Job -> Repeat each entry in full, exactly.

>> BEGIN

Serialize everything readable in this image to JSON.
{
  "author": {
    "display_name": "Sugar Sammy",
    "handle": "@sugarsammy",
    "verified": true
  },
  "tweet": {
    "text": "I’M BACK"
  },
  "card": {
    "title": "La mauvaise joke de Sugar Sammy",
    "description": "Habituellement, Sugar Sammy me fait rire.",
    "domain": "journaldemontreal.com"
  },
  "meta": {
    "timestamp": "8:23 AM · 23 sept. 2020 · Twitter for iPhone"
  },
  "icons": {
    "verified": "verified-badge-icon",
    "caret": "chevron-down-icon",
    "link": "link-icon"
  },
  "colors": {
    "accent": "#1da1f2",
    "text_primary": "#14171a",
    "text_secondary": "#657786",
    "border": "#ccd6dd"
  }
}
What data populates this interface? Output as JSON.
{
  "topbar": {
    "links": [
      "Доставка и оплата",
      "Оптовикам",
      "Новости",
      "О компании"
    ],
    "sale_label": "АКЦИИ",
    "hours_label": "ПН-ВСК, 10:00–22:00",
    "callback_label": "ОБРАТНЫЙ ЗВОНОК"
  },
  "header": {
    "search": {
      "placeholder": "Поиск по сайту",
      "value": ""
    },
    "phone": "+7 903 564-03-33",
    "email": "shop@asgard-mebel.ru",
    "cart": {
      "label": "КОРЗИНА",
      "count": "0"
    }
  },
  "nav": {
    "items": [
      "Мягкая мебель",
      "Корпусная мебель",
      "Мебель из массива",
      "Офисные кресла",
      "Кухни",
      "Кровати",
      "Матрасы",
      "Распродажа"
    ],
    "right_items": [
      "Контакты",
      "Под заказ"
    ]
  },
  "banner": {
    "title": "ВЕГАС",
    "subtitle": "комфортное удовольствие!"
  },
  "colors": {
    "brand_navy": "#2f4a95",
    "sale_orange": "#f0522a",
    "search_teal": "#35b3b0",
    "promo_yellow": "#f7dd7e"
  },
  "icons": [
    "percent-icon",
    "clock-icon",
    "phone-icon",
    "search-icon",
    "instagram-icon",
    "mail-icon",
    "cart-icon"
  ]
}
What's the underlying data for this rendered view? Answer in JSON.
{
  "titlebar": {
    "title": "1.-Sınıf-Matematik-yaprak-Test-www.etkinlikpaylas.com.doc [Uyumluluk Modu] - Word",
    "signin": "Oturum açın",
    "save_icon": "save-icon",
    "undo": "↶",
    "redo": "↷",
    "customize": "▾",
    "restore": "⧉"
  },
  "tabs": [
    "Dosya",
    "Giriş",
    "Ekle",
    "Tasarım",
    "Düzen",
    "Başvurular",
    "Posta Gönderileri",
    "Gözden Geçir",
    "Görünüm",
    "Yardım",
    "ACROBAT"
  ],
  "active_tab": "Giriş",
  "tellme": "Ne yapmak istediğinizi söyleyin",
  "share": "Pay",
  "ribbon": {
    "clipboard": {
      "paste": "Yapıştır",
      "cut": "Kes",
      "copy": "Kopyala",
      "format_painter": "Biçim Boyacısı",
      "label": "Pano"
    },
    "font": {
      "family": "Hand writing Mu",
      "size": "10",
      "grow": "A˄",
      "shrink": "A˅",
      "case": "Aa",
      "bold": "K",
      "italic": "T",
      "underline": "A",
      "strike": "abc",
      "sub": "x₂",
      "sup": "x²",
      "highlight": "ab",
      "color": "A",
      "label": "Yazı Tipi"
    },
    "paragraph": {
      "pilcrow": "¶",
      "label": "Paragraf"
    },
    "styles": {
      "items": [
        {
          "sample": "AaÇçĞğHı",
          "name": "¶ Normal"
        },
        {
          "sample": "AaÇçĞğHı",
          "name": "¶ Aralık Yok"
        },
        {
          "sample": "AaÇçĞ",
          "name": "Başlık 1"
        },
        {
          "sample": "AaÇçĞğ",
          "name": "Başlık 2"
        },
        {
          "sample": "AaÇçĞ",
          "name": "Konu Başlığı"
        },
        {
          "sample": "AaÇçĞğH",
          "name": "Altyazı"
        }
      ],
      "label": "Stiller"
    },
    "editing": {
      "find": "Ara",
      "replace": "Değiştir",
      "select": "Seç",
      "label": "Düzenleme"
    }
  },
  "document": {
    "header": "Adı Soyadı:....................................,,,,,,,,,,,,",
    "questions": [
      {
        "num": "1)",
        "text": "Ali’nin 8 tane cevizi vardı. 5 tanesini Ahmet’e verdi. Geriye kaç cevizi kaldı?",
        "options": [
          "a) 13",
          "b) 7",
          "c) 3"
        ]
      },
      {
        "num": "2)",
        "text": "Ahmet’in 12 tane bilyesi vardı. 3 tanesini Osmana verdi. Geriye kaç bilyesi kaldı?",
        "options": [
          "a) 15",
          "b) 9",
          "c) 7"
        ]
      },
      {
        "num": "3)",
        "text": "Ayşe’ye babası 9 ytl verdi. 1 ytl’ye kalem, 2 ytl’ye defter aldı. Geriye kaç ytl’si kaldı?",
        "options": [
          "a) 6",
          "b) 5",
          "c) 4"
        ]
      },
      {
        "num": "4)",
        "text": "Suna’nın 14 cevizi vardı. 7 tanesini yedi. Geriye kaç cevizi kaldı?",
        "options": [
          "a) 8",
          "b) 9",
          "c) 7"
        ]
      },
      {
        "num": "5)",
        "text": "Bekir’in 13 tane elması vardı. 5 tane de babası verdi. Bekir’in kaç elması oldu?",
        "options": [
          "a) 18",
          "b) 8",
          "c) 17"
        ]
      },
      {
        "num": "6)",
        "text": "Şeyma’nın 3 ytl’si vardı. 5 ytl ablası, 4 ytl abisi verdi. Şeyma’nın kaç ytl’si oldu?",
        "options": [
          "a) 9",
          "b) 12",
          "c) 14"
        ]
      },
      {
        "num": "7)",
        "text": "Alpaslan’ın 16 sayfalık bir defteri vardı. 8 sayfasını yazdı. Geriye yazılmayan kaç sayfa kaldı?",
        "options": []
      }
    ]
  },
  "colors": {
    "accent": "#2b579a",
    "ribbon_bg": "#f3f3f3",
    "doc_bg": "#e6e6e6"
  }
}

>> END

Solution for this exercise ->
Serialize everything readable in this image to JSON.
{
  "author": {
    "display_name": "Sugar Sammy",
    "handle": "@sugarsammy",
    "verified": true
  },
  "tweet": {
    "text": "I’M BACK"
  },
  "card": {
    "title": "La mauvaise joke de Sugar Sammy",
    "description": "Habituellement, Sugar Sammy me fait rire.",
    "domain": "journaldemontreal.com"
  },
  "meta": {
    "timestamp": "8:23 AM · 23 sept. 2020 · Twitter for iPhone"
  },
  "icons": {
    "verified": "verified-badge-icon",
    "caret": "chevron-down-icon",
    "link": "link-icon"
  },
  "colors": {
    "accent": "#1da1f2",
    "text_primary": "#14171a",
    "text_secondary": "#657786",
    "border": "#ccd6dd"
  }
}
What data populates this interface? Output as JSON.
{
  "topbar": {
    "links": [
      "Доставка и оплата",
      "Оптовикам",
      "Новости",
      "О компании"
    ],
    "sale_label": "АКЦИИ",
    "hours_label": "ПН-ВСК, 10:00–22:00",
    "callback_label": "ОБРАТНЫЙ ЗВОНОК"
  },
  "header": {
    "search": {
      "placeholder": "Поиск по сайту",
      "value": ""
    },
    "phone": "+7 903 564-03-33",
    "email": "shop@asgard-mebel.ru",
    "cart": {
      "label": "КОРЗИНА",
      "count": "0"
    }
  },
  "nav": {
    "items": [
      "Мягкая мебель",
      "Корпусная мебель",
      "Мебель из массива",
      "Офисные кресла",
      "Кухни",
      "Кровати",
      "Матрасы",
      "Распродажа"
    ],
    "right_items": [
      "Контакты",
      "Под заказ"
    ]
  },
  "banner": {
    "title": "ВЕГАС",
    "subtitle": "комфортное удовольствие!"
  },
  "colors": {
    "brand_navy": "#2f4a95",
    "sale_orange": "#f0522a",
    "search_teal": "#35b3b0",
    "promo_yellow": "#f7dd7e"
  },
  "icons": [
    "percent-icon",
    "clock-icon",
    "phone-icon",
    "search-icon",
    "instagram-icon",
    "mail-icon",
    "cart-icon"
  ]
}
What's the underlying data for this rendered view? Answer in JSON.
{
  "titlebar": {
    "title": "1.-Sınıf-Matematik-yaprak-Test-www.etkinlikpaylas.com.doc [Uyumluluk Modu] - Word",
    "signin": "Oturum açın",
    "save_icon": "save-icon",
    "undo": "↶",
    "redo": "↷",
    "customize": "▾",
    "restore": "⧉"
  },
  "tabs": [
    "Dosya",
    "Giriş",
    "Ekle",
    "Tasarım",
    "Düzen",
    "Başvurular",
    "Posta Gönderileri",
    "Gözden Geçir",
    "Görünüm",
    "Yardım",
    "ACROBAT"
  ],
  "active_tab": "Giriş",
  "tellme": "Ne yapmak istediğinizi söyleyin",
  "share": "Pay",
  "ribbon": {
    "clipboard": {
      "paste": "Yapıştır",
      "cut": "Kes",
      "copy": "Kopyala",
      "format_painter": "Biçim Boyacısı",
      "label": "Pano"
    },
    "font": {
      "family": "Hand writing Mu",
      "size": "10",
      "grow": "A˄",
      "shrink": "A˅",
      "case": "Aa",
      "bold": "K",
      "italic": "T",
      "underline": "A",
      "strike": "abc",
      "sub": "x₂",
      "sup": "x²",
      "highlight": "ab",
      "color": "A",
      "label": "Yazı Tipi"
    },
    "paragraph": {
      "pilcrow": "¶",
      "label": "Paragraf"
    },
    "styles": {
      "items": [
        {
          "sample": "AaÇçĞğHı",
          "name": "¶ Normal"
        },
        {
          "sample": "AaÇçĞğHı",
          "name": "¶ Aralık Yok"
        },
        {
          "sample": "AaÇçĞ",
          "name": "Başlık 1"
        },
        {
          "sample": "AaÇçĞğ",
          "name": "Başlık 2"
        },
        {
          "sample": "AaÇçĞ",
          "name": "Konu Başlığı"
        },
        {
          "sample": "AaÇçĞğH",
          "name": "Altyazı"
        }
      ],
      "label": "Stiller"
    },
    "editing": {
      "find": "Ara",
      "replace": "Değiştir",
      "select": "Seç",
      "label": "Düzenleme"
    }
  },
  "document": {
    "header": "Adı Soyadı:....................................,,,,,,,,,,,,",
    "questions": [
      {
        "num": "1)",
        "text": "Ali’nin 8 tane cevizi vardı. 5 tanesini Ahmet’e verdi. Geriye kaç cevizi kaldı?",
        "options": [
          "a) 13",
          "b) 7",
          "c) 3"
        ]
      },
      {
        "num": "2)",
        "text": "Ahmet’in 12 tane bilyesi vardı. 3 tanesini Osmana verdi. Geriye kaç bilyesi kaldı?",
        "options": [
          "a) 15",
          "b) 9",
          "c) 7"
        ]
      },
      {
        "num": "3)",
        "text": "Ayşe’ye babası 9 ytl verdi. 1 ytl’ye kalem, 2 ytl’ye defter aldı. Geriye kaç ytl’si kaldı?",
        "options": [
          "a) 6",
          "b) 5",
          "c) 4"
        ]
      },
      {
        "num": "4)",
        "text": "Suna’nın 14 cevizi vardı. 7 tanesini yedi. Geriye kaç cevizi kaldı?",
        "options": [
          "a) 8",
          "b) 9",
          "c) 7"
        ]
      },
      {
        "num": "5)",
        "text": "Bekir’in 13 tane elması vardı. 5 tane de babası verdi. Bekir’in kaç elması oldu?",
        "options": [
          "a) 18",
          "b) 8",
          "c) 17"
        ]
      },
      {
        "num": "6)",
        "text": "Şeyma’nın 3 ytl’si vardı. 5 ytl ablası, 4 ytl abisi verdi. Şeyma’nın kaç ytl’si oldu?",
        "options": [
          "a) 9",
          "b) 12",
          "c) 14"
        ]
      },
      {
        "num": "7)",
        "text": "Alpaslan’ın 16 sayfalık bir defteri vardı. 8 sayfasını yazdı. Geriye yazılmayan kaç sayfa kaldı?",
        "options": []
      }
    ]
  },
  "colors": {
    "accent": "#2b579a",
    "ribbon_bg": "#f3f3f3",
    "doc_bg": "#e6e6e6"
  }
}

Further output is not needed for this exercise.